= REQUIRED WORK =
Note each line where "Block" appears, and copy it.

(Saved entries)

++++++++++

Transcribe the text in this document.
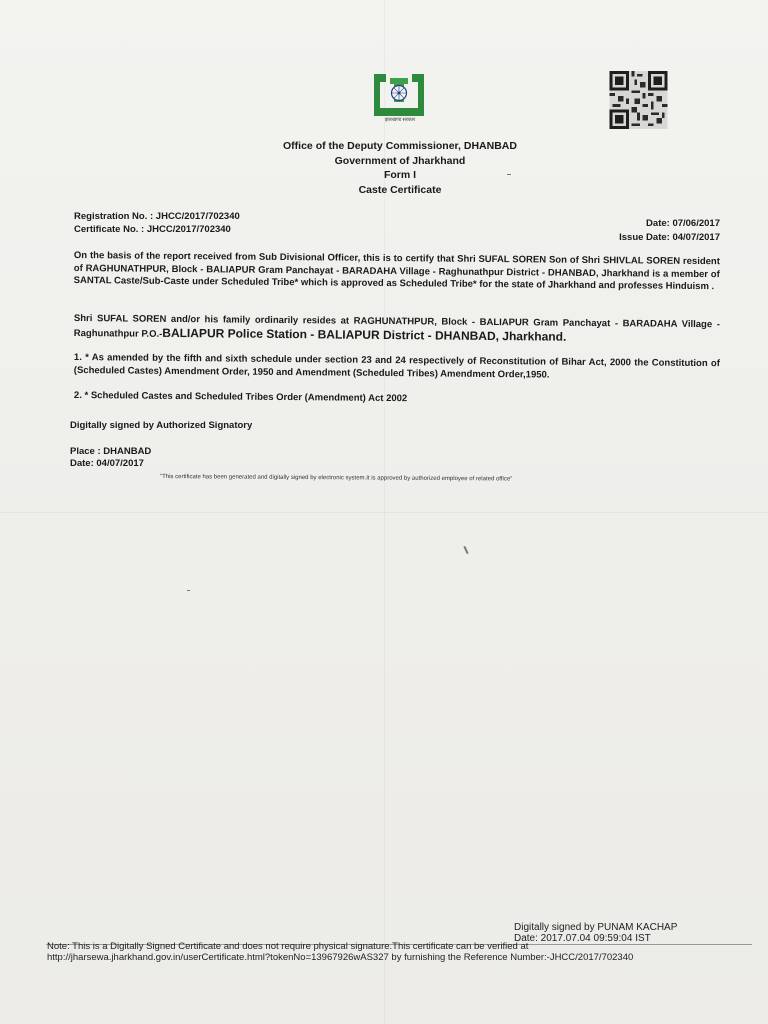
झारखण्ड सरकार
Office of the Deputy Commissioner, DHANBAD
Government of Jharkhand
Form I
Caste Certificate
Registration No. : JHCC/2017/702340
Certificate No. : JHCC/2017/702340
Date: 07/06/2017
Issue Date: 04/07/2017
On the basis of the report received from Sub Divisional Officer, this is to certify that Shri SUFAL SOREN Son of Shri SHIVLAL SOREN resident of RAGHUNATHPUR, Block - BALIAPUR Gram Panchayat - BARADAHA Village - Raghunathpur District - DHANBAD, Jharkhand is a member of SANTAL Caste/Sub-Caste under Scheduled Tribe* which is approved as Scheduled Tribe* for the state of Jharkhand and professes Hinduism .
Shri SUFAL SOREN and/or his family ordinarily resides at RAGHUNATHPUR, Block - BALIAPUR Gram Panchayat - BARADAHA Village - Raghunathpur P.O.-BALIAPUR Police Station - BALIAPUR District - DHANBAD, Jharkhand.
1. * As amended by the fifth and sixth schedule under section 23 and 24 respectively of Reconstitution of Bihar Act, 2000 the Constitution of (Scheduled Castes) Amendment Order, 1950 and Amendment (Scheduled Tribes) Amendment Order,1950.
2. * Scheduled Castes and Scheduled Tribes Order (Amendment) Act 2002
Digitally signed by Authorized Signatory
Place : DHANBAD
Date: 04/07/2017
"This certificate has been generated and digitally signed by electronic system.It is approved by authorized employee of related office"
Digitally signed by PUNAM KACHAP
Date: 2017.07.04 09:59:04 IST
Note: This is a Digitally Signed Certificate and does not require physical signature.This certificate can be verified at
http://jharsewa.jharkhand.gov.in/userCertificate.html?tokenNo=13967926wAS327 by furnishing the Reference Number:-JHCC/2017/702340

++++++++++

= EXPECTED ANSWER =
On the basis of the report received from Sub Divisional Officer, this is to certify that Shri SUFAL SOREN Son of Shri SHIVLAL SOREN resident of RAGHUNATHPUR, Block - BALIAPUR Gram Panchayat - BARADAHA Village - Raghunathpur District - DHANBAD, Jharkhand is a member of SANTAL Caste/Sub-Caste under Scheduled Tribe* which is approved as Scheduled Tribe* for the state of Jharkhand and professes Hinduism .
Shri SUFAL SOREN and/or his family ordinarily resides at RAGHUNATHPUR, Block - BALIAPUR Gram Panchayat - BARADAHA Village - Raghunathpur P.O.-BALIAPUR Police Station - BALIAPUR District - DHANBAD, Jharkhand.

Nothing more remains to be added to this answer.